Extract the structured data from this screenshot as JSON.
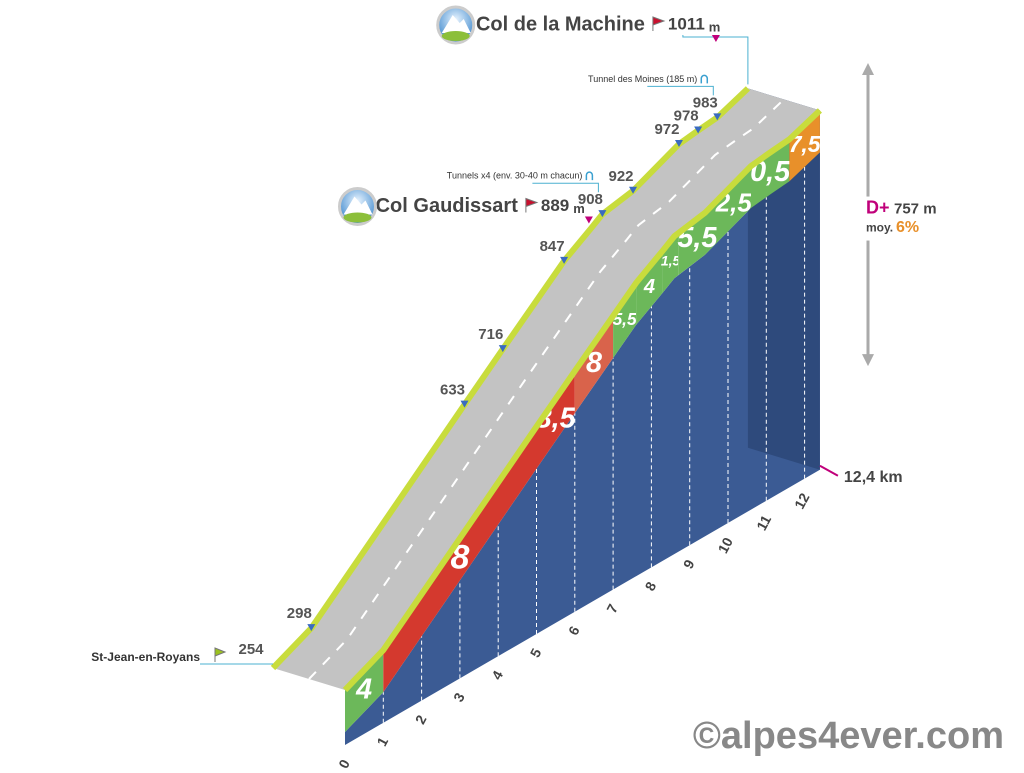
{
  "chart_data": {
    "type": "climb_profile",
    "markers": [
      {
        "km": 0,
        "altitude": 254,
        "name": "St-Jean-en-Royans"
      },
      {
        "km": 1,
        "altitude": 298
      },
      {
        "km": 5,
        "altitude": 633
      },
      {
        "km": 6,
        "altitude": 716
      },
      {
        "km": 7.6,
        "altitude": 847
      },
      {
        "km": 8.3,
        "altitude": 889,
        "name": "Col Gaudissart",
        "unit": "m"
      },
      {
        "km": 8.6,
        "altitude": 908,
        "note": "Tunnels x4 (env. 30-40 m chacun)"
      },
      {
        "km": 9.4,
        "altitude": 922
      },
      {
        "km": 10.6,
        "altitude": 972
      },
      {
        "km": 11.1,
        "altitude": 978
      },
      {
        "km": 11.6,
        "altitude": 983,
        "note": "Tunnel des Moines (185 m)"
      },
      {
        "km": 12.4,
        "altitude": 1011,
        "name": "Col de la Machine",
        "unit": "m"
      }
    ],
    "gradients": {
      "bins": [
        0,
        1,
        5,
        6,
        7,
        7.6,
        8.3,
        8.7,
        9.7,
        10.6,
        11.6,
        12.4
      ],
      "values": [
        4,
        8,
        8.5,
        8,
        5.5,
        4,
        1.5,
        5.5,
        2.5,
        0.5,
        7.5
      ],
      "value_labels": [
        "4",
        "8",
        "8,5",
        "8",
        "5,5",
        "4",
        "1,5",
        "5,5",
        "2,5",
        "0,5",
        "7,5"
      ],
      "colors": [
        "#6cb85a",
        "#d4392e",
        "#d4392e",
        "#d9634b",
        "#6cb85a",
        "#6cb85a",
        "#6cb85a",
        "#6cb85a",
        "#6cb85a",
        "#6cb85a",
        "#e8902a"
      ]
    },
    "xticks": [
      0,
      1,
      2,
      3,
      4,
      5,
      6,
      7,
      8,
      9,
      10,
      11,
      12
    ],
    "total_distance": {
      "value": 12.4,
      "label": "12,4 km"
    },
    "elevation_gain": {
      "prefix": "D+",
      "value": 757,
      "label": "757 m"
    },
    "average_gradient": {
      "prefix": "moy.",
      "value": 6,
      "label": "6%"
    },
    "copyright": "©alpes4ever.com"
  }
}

____________

## Given instruction
Scan the material above. Copy each line where "altitude" occurs.

## Result
        "altitude": 254,
        "altitude": 298
        "altitude": 633
        "altitude": 716
        "altitude": 847
        "altitude": 889,
        "altitude": 908,
        "altitude": 922
        "altitude": 972
        "altitude": 978
        "altitude": 983,
        "altitude": 1011,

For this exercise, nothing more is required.